──────── Rows ────────

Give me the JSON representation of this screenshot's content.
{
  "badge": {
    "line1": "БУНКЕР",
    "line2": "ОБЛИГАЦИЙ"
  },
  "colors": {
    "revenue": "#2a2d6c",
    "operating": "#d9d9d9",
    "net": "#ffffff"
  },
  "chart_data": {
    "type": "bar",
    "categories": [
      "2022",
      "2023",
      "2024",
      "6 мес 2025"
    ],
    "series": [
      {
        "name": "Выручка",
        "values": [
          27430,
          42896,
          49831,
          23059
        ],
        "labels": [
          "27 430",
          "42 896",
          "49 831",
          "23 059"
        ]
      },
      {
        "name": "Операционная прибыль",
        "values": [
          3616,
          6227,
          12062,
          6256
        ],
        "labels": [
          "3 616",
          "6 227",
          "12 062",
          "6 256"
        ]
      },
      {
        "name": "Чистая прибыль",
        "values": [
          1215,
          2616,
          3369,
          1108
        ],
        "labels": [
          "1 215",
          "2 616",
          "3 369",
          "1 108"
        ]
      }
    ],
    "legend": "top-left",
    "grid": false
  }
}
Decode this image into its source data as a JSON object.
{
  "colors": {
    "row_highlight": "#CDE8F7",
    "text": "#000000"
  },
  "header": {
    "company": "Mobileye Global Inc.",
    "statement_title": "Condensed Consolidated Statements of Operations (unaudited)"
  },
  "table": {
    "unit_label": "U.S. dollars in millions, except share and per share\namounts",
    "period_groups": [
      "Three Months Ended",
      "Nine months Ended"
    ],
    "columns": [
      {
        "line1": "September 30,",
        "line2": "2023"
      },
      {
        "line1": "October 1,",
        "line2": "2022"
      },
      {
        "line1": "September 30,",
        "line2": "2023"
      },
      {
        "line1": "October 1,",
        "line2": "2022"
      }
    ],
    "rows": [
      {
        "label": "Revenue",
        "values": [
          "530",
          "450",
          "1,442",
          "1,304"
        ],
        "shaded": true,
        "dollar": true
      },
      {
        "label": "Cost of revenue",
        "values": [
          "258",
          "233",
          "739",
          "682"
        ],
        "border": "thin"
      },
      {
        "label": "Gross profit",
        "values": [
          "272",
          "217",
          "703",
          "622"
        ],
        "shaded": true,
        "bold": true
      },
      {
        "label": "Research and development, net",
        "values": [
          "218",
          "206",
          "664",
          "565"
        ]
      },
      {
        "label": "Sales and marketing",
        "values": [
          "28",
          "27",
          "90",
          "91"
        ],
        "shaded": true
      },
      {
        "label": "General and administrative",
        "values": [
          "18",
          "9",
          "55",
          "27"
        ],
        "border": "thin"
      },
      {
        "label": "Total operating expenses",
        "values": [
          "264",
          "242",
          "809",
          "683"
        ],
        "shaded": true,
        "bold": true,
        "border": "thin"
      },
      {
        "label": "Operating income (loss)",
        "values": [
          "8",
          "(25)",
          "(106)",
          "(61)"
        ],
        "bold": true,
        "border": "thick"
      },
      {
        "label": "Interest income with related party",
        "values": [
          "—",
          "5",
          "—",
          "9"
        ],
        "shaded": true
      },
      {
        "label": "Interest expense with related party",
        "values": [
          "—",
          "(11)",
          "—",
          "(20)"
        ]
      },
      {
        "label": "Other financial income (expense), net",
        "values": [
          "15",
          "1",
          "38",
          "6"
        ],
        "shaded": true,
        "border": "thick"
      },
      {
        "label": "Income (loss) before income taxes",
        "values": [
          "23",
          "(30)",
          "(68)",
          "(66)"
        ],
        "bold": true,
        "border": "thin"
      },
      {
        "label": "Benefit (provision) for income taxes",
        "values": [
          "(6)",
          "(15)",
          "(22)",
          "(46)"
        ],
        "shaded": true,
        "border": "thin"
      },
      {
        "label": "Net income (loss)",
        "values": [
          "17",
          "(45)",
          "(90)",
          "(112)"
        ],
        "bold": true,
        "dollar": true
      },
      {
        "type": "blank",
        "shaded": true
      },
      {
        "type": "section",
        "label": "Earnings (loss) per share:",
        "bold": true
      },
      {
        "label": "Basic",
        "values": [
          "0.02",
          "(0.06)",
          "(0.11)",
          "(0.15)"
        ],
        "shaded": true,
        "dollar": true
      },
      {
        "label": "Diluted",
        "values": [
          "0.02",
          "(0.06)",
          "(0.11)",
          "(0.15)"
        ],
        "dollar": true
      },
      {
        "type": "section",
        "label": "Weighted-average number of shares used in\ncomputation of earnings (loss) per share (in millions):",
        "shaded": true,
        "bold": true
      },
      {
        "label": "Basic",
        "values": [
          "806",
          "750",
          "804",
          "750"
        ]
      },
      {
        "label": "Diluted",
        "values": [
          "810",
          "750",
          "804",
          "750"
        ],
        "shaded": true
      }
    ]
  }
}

────────

[Task prompt]: Using the records above, copy every line that has the word "with" in it.

[Written solution]:
        "label": "Interest income with related party",
        "label": "Interest expense with related party",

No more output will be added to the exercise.